### Task brief
Say how many lines include the word "this", using only a number.

### Records contained in a dataset
★ ★ ★ ★
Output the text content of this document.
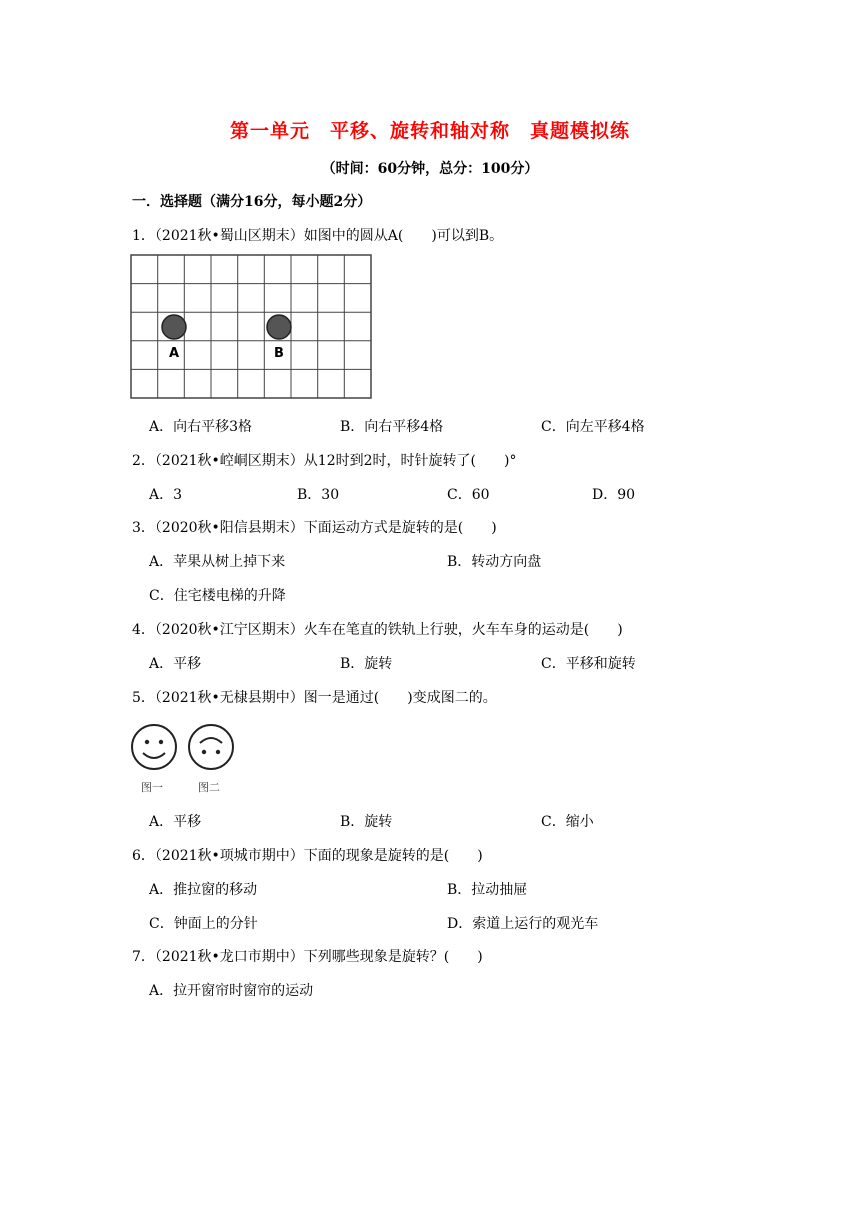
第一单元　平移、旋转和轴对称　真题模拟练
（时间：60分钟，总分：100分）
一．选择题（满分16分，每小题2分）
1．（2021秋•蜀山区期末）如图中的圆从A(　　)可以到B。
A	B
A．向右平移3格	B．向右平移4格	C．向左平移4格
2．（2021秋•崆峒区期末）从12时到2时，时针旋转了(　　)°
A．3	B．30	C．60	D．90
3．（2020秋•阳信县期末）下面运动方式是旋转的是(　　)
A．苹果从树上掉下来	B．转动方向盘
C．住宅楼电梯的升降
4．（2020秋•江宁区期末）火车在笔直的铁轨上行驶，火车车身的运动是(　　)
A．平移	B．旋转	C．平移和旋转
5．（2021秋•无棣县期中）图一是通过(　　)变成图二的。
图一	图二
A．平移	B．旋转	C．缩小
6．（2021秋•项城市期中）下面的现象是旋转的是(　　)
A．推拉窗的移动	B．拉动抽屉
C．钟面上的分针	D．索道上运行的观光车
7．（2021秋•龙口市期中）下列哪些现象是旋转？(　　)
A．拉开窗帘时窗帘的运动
★ ★ ★ ★
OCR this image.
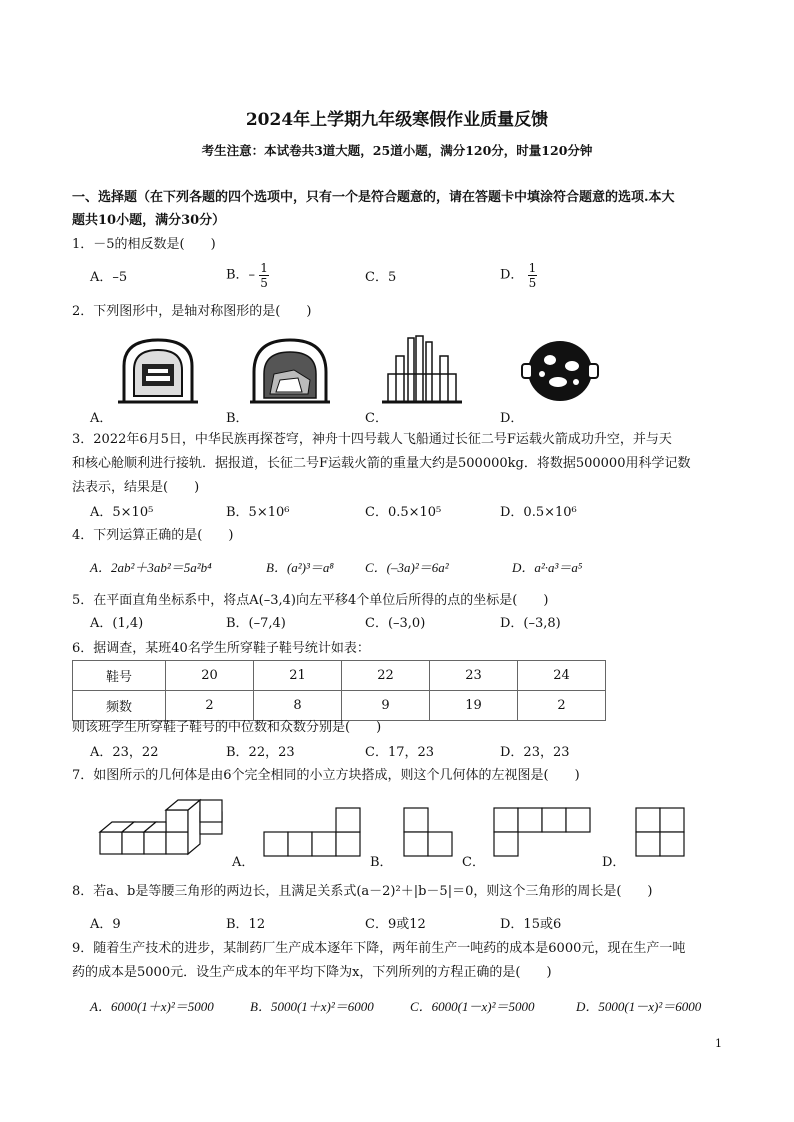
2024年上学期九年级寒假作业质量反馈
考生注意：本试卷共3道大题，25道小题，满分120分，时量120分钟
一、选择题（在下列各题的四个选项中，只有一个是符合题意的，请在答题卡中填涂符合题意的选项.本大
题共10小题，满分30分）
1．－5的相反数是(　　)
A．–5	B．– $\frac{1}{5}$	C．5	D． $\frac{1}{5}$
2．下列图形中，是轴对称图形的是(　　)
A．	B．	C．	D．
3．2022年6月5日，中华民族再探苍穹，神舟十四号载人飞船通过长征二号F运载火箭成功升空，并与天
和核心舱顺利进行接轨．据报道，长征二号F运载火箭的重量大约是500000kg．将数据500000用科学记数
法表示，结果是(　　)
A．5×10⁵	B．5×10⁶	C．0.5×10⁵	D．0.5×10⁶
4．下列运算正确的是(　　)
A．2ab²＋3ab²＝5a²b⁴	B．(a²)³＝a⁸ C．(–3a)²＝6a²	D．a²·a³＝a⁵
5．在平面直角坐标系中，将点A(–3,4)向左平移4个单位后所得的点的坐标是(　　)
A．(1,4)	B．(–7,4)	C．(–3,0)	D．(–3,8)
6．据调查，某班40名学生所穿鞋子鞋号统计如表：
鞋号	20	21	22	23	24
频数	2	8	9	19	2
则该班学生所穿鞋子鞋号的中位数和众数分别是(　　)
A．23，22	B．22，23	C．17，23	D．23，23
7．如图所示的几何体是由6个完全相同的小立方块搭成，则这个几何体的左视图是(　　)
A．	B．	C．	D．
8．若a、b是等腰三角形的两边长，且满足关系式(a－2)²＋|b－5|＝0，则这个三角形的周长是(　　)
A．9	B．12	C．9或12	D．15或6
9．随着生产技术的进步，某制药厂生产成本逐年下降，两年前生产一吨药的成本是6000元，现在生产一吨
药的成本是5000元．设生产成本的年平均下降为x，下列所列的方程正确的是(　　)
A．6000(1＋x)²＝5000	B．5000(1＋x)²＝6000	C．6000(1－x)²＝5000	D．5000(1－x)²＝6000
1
★ ★ ★ ★
### Task result
2